• **WHAT IS REQUIRED**
From the entries below, gather every line containing the string "about".

--- Start THE INPUT ---

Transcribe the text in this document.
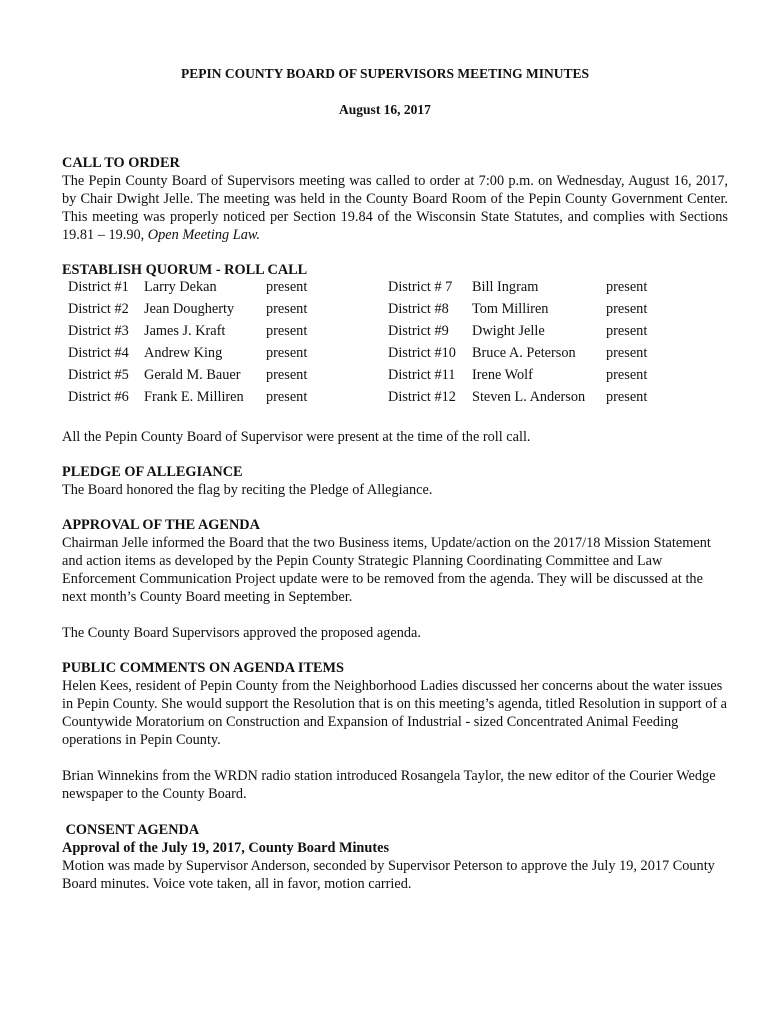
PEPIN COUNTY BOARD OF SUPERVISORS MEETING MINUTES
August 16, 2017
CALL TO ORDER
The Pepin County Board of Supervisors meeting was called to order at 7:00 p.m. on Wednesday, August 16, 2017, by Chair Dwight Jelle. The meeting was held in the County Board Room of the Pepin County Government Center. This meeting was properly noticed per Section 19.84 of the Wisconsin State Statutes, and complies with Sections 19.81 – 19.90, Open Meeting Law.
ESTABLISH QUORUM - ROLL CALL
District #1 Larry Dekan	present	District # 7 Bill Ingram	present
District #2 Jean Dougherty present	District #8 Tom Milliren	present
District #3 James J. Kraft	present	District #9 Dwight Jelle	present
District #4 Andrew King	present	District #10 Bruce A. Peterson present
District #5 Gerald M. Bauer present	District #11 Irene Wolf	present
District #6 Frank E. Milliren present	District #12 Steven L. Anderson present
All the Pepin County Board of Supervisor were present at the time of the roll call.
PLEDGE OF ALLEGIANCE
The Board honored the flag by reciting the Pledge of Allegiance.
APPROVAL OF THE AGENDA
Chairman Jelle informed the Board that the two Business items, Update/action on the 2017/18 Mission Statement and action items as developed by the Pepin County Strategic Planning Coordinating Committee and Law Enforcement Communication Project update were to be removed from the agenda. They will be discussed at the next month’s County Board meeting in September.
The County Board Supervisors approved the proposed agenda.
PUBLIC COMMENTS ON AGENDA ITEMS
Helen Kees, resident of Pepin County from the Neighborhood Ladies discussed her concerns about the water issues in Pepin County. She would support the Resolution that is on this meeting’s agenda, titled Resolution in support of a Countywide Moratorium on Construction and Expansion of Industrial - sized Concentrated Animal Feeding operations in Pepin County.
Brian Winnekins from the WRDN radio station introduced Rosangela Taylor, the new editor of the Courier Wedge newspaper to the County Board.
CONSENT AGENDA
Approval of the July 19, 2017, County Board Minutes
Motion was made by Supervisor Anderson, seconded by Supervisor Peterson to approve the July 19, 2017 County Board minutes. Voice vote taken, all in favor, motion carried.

--- End THE INPUT ---
--- Start THE INPUT ---

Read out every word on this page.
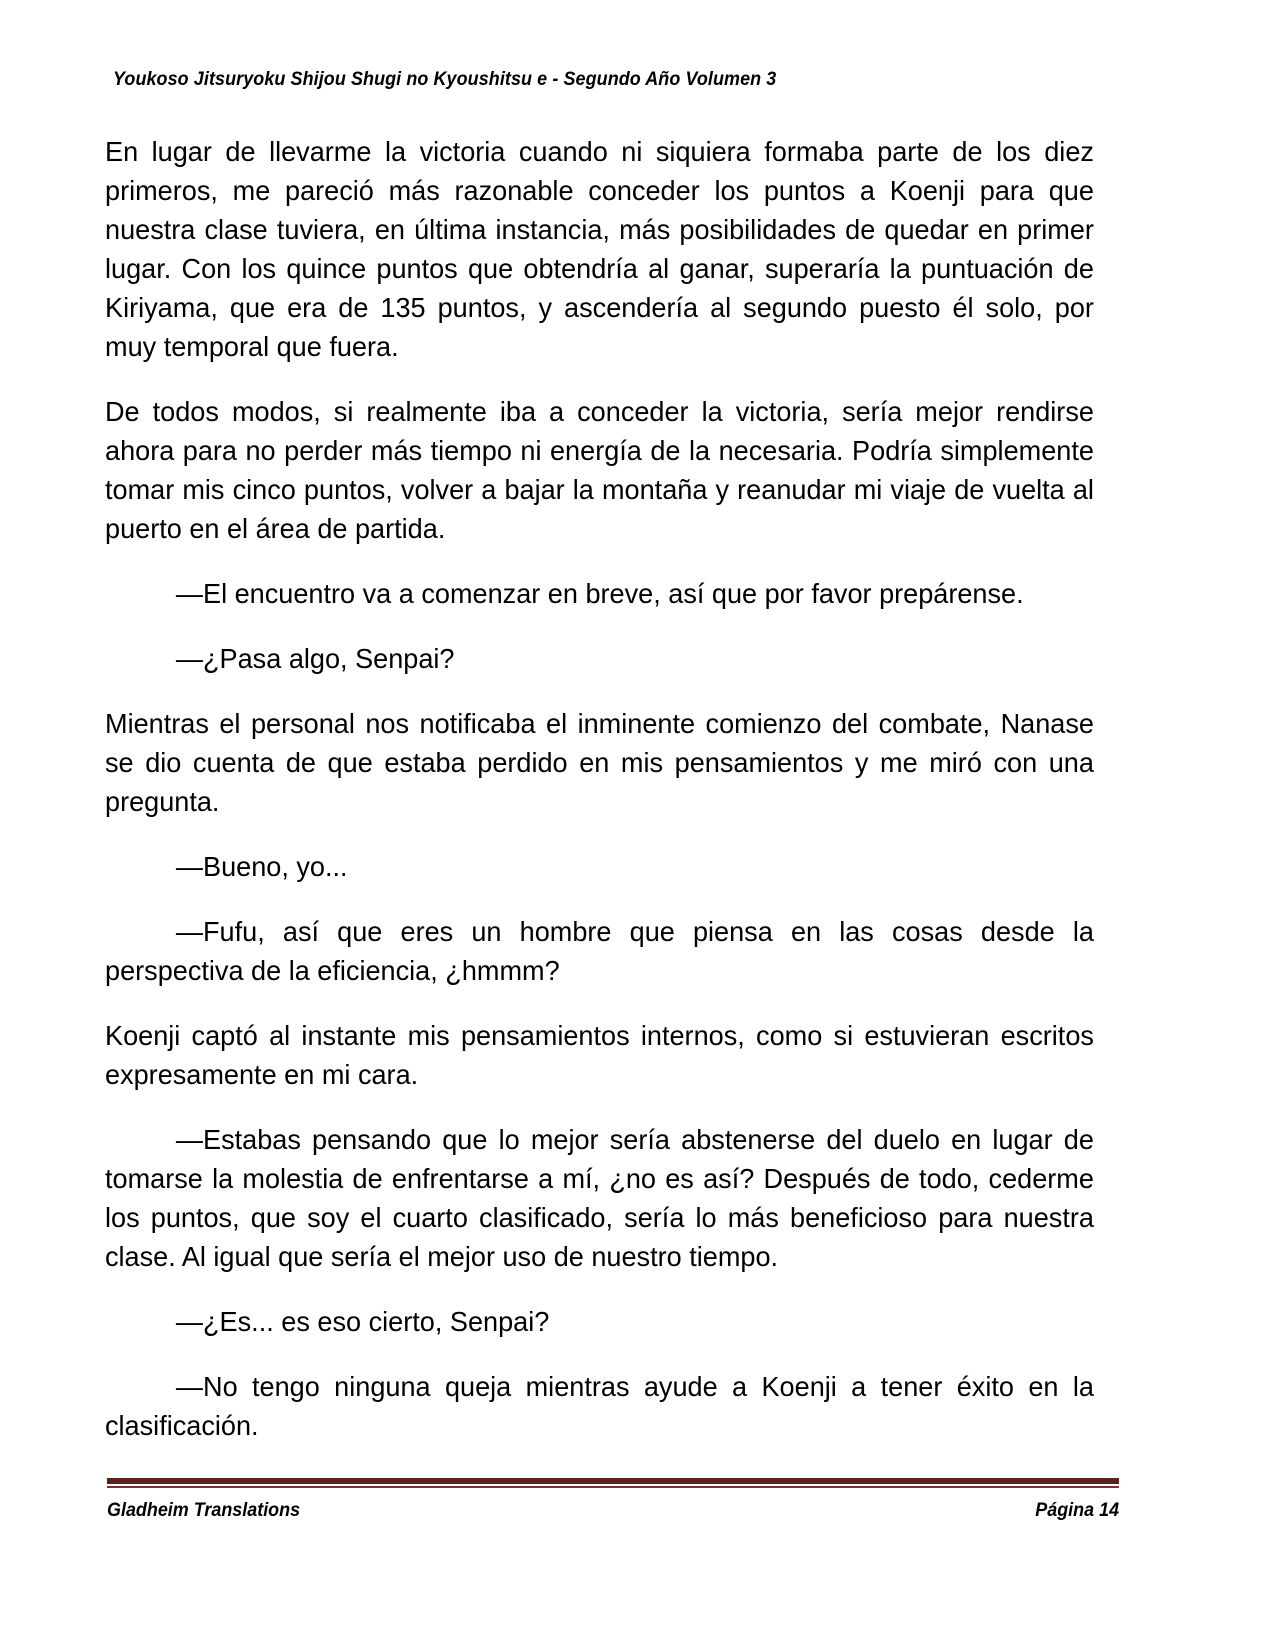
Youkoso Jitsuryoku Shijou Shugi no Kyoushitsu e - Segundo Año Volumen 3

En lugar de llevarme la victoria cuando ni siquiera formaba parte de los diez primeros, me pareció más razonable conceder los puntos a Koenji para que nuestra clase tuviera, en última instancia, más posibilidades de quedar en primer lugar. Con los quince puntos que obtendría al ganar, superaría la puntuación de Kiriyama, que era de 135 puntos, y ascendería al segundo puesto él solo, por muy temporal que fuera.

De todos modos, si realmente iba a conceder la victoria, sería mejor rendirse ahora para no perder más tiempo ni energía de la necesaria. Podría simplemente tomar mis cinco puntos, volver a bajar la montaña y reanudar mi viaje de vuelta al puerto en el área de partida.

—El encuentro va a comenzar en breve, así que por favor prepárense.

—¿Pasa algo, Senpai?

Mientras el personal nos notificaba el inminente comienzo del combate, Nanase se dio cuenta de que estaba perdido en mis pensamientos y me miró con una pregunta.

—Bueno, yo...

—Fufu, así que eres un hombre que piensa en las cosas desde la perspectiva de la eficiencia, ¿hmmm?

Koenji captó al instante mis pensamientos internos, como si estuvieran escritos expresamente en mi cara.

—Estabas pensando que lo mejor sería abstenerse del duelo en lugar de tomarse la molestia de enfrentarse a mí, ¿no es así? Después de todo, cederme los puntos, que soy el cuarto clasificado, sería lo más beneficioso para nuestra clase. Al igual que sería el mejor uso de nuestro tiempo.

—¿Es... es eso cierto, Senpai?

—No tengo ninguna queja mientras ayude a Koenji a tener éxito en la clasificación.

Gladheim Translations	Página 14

--- End THE INPUT ---
--- Start THE INPUT ---

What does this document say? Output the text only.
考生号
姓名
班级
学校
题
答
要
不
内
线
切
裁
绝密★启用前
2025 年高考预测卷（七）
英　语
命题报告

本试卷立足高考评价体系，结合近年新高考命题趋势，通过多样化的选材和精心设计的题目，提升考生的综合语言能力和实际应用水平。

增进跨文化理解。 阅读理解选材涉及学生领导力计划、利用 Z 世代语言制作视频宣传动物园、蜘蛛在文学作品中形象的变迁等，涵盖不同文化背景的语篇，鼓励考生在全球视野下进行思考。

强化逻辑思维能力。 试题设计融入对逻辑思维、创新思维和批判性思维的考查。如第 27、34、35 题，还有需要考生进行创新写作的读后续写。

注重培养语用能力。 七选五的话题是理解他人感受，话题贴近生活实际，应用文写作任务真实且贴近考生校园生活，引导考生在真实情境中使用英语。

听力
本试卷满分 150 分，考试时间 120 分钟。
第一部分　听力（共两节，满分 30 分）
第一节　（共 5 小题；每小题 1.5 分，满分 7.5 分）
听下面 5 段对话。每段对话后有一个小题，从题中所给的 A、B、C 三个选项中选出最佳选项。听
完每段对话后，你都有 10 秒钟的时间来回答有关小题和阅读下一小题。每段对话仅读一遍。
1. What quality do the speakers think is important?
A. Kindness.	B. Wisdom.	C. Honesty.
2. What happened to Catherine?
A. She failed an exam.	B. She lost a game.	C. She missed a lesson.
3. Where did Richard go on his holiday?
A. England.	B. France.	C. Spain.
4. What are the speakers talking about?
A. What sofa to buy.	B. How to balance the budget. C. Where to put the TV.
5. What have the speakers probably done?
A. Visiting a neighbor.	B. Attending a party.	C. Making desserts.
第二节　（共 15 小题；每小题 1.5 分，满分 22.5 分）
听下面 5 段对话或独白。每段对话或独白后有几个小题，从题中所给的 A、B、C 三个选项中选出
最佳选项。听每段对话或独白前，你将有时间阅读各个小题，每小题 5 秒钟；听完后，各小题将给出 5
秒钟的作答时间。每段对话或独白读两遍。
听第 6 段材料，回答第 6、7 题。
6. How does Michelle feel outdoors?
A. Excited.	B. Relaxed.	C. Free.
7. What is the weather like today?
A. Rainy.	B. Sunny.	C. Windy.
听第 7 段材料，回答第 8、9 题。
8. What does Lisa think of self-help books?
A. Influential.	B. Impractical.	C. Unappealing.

--- End THE INPUT ---

• **SOLUTION TO THIS EXERCISE**
Helen Kees, resident of Pepin County from the Neighborhood Ladies discussed her concerns about the water issues in Pepin County. She would support the Resolution that is on this meeting’s agenda, titled Resolution in support of a Countywide Moratorium on Construction and Expansion of Industrial - sized Concentrated Animal Feeding operations in Pepin County.
4. What are the speakers talking about?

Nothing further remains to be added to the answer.